-- Start Records to process --
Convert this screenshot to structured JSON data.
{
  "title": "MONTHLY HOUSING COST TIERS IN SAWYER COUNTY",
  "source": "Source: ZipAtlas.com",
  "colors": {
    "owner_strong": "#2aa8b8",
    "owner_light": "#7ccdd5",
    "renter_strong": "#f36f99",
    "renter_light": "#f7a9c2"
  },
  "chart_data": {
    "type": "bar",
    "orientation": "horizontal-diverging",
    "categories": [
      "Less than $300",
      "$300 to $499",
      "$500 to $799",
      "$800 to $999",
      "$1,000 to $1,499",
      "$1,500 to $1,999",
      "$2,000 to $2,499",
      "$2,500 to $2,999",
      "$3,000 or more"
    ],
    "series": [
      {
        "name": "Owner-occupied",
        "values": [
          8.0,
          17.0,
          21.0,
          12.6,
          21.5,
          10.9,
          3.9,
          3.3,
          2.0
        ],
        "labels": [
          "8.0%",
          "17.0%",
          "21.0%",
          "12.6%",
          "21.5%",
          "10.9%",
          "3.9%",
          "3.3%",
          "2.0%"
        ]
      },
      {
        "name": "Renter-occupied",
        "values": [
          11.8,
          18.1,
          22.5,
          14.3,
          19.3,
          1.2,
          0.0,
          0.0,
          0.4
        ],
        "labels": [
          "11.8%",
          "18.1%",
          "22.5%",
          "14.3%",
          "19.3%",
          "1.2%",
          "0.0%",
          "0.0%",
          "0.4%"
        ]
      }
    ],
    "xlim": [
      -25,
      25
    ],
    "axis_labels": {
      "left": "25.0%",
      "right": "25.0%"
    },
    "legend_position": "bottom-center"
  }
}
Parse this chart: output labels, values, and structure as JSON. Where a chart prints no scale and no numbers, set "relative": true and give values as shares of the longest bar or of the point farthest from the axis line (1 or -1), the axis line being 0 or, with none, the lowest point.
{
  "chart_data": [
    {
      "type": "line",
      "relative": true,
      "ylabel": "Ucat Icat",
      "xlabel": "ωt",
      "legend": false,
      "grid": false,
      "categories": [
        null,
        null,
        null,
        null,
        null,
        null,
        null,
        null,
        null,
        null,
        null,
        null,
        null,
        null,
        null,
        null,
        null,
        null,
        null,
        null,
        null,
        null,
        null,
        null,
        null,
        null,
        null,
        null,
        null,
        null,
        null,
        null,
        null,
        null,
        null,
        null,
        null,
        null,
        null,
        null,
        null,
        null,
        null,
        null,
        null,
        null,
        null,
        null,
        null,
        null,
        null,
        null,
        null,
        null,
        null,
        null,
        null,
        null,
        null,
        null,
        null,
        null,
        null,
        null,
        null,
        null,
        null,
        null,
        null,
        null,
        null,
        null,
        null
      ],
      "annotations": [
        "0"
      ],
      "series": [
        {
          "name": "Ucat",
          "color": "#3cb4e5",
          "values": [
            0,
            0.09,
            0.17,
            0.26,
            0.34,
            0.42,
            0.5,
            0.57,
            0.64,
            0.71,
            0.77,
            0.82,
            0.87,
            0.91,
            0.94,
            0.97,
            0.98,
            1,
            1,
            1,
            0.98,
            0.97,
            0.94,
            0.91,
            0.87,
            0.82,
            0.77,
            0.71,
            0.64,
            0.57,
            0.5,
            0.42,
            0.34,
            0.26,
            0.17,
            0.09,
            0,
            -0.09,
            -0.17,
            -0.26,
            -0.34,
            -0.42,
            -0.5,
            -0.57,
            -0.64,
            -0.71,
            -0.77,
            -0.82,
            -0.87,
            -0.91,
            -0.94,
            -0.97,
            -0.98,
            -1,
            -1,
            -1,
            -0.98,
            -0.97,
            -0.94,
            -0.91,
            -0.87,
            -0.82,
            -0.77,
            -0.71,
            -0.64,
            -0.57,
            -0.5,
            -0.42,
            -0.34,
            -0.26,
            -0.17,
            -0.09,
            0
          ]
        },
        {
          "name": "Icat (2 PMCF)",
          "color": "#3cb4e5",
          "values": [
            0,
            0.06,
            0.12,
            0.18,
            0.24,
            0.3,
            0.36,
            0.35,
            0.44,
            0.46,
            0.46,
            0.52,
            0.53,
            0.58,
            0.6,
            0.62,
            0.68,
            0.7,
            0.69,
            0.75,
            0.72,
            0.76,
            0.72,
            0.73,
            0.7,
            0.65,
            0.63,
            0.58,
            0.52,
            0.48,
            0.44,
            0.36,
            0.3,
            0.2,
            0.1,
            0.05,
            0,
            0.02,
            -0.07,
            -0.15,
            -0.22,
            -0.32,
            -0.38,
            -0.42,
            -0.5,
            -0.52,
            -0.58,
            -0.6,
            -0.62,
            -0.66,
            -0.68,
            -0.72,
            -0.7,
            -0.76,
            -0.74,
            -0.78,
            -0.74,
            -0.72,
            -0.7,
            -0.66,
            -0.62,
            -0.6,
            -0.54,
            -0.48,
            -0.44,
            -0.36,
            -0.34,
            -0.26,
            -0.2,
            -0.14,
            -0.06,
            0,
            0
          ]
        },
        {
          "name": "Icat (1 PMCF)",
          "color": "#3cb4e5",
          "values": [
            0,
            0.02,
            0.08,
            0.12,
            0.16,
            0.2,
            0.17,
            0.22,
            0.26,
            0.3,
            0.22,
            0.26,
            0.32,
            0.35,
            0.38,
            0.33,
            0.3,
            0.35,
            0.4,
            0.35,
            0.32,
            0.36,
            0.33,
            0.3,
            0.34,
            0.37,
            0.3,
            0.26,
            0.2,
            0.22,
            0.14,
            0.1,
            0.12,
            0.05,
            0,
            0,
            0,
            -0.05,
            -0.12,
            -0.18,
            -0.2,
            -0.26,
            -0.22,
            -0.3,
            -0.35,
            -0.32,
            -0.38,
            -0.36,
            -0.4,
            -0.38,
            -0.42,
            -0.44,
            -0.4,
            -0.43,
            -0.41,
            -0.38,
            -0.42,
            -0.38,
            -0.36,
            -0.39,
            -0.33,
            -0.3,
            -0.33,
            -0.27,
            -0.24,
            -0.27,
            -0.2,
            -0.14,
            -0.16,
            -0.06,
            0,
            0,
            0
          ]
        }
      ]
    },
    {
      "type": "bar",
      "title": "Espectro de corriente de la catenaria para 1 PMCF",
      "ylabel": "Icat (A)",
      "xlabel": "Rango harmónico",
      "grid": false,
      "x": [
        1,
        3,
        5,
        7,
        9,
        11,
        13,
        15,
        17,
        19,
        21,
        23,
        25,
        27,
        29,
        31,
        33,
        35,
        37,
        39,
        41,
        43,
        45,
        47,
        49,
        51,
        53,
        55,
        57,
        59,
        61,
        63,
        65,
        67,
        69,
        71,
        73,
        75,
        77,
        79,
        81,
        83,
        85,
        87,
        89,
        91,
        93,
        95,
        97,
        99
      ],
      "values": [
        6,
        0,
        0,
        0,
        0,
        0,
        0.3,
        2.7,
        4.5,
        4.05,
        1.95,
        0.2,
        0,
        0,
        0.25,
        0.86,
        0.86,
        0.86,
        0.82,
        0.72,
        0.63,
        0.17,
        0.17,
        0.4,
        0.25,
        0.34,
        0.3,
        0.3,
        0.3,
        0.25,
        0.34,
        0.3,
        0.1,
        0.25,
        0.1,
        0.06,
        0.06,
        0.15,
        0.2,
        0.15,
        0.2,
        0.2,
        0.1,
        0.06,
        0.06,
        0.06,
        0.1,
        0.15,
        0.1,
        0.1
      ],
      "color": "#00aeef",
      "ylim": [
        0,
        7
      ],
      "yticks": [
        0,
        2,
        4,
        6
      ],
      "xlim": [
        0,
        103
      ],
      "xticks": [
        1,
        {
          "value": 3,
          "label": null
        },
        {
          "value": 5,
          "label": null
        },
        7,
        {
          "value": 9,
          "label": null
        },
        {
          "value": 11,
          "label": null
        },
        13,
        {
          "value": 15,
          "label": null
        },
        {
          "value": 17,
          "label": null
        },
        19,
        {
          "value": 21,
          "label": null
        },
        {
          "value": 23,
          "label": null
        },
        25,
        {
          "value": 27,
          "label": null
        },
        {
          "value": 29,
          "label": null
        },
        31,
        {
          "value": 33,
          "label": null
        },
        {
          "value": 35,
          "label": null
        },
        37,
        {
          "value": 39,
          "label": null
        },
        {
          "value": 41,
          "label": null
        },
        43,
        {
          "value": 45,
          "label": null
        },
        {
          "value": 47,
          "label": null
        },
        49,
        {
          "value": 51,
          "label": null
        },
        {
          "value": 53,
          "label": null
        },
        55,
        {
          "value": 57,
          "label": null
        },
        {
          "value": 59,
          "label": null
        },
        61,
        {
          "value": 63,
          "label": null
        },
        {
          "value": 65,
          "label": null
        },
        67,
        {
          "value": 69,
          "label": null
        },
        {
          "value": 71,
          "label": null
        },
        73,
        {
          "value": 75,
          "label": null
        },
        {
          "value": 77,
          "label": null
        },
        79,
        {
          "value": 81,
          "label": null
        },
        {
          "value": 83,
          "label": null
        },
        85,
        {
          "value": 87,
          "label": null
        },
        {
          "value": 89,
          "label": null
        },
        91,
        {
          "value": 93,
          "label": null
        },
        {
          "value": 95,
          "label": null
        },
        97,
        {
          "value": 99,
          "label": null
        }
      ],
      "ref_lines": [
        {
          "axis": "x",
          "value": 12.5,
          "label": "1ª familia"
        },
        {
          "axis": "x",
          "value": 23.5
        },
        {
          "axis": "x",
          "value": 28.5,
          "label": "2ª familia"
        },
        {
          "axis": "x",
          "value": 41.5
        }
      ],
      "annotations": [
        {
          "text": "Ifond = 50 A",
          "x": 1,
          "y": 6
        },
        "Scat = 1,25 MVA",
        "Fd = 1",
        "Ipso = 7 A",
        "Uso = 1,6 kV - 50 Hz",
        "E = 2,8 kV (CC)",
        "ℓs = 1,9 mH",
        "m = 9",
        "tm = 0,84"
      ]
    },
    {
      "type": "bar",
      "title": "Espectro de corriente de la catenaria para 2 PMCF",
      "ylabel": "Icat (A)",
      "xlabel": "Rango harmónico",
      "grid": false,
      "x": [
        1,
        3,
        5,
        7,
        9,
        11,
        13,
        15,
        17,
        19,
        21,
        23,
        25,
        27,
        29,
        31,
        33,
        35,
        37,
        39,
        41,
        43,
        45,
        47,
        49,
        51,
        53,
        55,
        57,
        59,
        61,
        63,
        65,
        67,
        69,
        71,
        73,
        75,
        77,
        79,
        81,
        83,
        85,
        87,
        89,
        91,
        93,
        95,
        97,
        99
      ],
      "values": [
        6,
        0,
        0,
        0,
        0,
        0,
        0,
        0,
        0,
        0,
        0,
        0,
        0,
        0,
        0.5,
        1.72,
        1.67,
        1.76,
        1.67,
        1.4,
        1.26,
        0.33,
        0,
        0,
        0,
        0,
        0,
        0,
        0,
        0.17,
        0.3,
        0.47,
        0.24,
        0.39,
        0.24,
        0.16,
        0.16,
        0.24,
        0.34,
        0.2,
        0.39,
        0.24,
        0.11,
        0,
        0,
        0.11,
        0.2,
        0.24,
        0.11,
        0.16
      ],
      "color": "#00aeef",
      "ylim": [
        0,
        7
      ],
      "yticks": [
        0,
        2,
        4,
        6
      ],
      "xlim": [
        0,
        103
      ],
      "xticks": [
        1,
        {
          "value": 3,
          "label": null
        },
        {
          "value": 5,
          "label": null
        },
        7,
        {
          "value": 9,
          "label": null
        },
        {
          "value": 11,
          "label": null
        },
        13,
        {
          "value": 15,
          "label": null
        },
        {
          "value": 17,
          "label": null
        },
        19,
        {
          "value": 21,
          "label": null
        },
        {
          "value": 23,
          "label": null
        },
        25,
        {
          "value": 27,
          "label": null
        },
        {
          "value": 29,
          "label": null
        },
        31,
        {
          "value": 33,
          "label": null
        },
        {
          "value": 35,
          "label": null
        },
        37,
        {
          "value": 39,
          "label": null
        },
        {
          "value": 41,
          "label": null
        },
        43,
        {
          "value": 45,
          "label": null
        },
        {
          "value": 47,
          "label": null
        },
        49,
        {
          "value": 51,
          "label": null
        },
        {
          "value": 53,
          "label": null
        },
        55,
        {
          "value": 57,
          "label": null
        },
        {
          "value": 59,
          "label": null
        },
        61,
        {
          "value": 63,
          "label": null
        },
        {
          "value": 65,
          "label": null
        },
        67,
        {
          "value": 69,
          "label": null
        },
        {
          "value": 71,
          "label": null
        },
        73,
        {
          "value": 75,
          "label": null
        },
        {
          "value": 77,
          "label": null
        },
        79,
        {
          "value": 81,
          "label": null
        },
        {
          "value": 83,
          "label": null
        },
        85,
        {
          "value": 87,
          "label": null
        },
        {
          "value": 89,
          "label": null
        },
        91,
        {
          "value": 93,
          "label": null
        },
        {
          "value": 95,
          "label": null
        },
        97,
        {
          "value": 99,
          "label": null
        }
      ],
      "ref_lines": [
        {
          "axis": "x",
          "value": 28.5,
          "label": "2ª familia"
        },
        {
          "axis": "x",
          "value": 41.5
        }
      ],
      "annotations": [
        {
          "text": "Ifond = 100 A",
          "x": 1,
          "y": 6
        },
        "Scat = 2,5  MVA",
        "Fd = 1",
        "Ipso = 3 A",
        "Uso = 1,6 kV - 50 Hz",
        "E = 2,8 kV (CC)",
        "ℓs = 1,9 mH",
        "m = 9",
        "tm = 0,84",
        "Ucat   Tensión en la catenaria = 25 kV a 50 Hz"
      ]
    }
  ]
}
-- End Records to process --
*Given request*.
Search the entries for the word "this", then list each line that holds it.

*Written solution*.
Convert this screenshot to structured JSON data.
Parse this chart: output labels, values, and structure as JSON. Where a chart prints no scale and no numbers, set "relative": true and give values as shares of the longest bar or of the point farthest from the axis line (1 or -1), the axis line being 0 or, with none, the lowest point.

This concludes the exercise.